— Begin —

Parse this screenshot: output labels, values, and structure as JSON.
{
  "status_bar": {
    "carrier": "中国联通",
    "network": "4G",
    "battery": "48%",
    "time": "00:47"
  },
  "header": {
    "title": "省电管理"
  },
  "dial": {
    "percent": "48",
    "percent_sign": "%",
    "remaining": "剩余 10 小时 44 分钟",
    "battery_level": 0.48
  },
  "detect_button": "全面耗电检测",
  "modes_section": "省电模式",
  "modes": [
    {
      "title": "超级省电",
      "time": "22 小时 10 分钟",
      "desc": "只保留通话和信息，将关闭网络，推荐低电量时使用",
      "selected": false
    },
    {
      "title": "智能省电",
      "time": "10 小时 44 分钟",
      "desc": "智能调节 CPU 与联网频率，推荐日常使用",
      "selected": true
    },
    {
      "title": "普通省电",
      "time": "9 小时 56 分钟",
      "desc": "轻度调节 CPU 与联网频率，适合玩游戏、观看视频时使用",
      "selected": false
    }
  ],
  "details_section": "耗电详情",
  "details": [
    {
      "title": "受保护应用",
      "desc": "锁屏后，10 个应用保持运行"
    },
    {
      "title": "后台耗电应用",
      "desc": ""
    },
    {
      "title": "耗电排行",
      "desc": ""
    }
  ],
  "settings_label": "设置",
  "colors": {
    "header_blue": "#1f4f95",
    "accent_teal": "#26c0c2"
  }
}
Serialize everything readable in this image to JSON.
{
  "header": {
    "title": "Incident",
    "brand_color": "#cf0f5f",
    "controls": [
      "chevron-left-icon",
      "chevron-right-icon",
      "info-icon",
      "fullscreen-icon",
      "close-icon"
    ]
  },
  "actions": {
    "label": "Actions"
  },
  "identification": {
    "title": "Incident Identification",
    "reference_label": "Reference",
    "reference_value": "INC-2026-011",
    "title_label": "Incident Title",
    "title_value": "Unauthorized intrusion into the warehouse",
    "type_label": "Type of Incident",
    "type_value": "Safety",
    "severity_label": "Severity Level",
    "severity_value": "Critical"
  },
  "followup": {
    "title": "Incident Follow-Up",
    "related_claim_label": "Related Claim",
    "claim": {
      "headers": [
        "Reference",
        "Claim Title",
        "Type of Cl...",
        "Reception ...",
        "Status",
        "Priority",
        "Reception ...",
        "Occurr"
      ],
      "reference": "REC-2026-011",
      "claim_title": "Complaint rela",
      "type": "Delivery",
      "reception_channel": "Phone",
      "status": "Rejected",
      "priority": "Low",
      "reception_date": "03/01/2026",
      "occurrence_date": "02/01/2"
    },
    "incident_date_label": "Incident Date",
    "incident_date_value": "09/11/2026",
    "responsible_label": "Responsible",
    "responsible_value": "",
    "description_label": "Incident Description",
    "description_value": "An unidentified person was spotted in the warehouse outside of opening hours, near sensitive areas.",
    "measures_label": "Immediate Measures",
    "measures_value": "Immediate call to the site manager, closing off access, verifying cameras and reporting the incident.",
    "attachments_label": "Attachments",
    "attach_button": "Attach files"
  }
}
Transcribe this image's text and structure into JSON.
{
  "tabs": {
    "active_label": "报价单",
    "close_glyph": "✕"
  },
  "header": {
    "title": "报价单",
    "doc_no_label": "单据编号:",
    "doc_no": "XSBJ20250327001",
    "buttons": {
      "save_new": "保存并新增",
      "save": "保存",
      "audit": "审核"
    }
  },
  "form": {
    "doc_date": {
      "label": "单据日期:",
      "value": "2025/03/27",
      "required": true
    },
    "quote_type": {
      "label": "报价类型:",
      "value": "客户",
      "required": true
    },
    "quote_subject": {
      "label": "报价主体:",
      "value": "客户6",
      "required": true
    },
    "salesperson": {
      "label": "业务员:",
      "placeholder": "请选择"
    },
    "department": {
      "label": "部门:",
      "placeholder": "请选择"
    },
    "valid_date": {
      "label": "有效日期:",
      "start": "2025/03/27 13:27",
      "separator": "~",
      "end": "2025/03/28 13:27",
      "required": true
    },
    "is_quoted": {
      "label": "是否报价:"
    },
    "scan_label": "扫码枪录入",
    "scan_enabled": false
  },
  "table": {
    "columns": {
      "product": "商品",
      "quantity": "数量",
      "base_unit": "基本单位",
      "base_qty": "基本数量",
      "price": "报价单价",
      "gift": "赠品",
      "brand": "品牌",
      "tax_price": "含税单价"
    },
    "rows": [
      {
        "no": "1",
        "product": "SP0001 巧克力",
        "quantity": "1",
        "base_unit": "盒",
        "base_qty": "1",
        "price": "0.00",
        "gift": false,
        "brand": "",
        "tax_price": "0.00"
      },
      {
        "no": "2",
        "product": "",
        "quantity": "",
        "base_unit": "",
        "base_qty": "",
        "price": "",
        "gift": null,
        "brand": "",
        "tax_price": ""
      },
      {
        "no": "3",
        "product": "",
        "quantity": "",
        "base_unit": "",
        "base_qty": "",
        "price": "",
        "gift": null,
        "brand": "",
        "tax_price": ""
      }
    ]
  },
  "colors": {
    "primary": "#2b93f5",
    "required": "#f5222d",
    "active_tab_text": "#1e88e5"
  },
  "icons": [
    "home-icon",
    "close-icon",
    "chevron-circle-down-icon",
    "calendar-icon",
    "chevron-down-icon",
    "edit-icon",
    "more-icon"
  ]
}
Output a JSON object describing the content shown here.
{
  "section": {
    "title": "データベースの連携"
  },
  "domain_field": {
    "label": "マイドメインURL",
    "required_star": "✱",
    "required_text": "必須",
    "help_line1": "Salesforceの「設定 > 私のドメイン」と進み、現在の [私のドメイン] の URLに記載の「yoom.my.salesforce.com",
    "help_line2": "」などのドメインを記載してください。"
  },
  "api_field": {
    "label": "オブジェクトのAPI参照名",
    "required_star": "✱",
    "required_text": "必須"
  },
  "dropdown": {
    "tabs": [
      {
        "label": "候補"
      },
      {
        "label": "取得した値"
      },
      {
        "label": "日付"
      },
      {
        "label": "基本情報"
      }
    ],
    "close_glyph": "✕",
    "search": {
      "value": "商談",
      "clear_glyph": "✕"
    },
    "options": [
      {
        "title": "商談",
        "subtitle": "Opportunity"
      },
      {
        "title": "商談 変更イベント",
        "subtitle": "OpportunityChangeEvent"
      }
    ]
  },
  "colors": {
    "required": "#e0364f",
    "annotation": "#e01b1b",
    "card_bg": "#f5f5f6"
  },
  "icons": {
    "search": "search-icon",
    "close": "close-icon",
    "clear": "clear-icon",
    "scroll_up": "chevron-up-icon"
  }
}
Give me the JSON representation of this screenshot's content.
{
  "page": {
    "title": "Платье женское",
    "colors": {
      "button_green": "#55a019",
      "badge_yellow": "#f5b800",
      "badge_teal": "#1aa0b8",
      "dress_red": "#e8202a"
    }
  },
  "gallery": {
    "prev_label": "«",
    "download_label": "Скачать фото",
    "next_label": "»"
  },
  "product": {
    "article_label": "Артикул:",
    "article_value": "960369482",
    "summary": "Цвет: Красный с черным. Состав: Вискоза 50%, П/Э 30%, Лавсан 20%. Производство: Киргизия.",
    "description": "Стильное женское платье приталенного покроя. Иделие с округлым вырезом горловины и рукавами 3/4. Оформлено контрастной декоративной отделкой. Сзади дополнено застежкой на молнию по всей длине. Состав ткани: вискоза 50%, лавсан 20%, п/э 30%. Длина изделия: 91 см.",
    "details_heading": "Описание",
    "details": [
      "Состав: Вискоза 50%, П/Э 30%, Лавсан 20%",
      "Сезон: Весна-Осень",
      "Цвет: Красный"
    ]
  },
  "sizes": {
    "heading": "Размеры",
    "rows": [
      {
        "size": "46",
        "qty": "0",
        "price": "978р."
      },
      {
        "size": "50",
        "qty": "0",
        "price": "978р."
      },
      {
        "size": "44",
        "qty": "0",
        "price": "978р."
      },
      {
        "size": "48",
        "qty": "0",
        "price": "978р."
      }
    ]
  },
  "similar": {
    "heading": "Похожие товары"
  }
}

— End —

* [What the task asks]
Select the lines from the entries that include the word "chevron".

* [Solution to this problem]
      "chevron-left-icon",
      "chevron-right-icon",
    "chevron-circle-down-icon",
    "chevron-down-icon",
    "scroll_up": "chevron-up-icon"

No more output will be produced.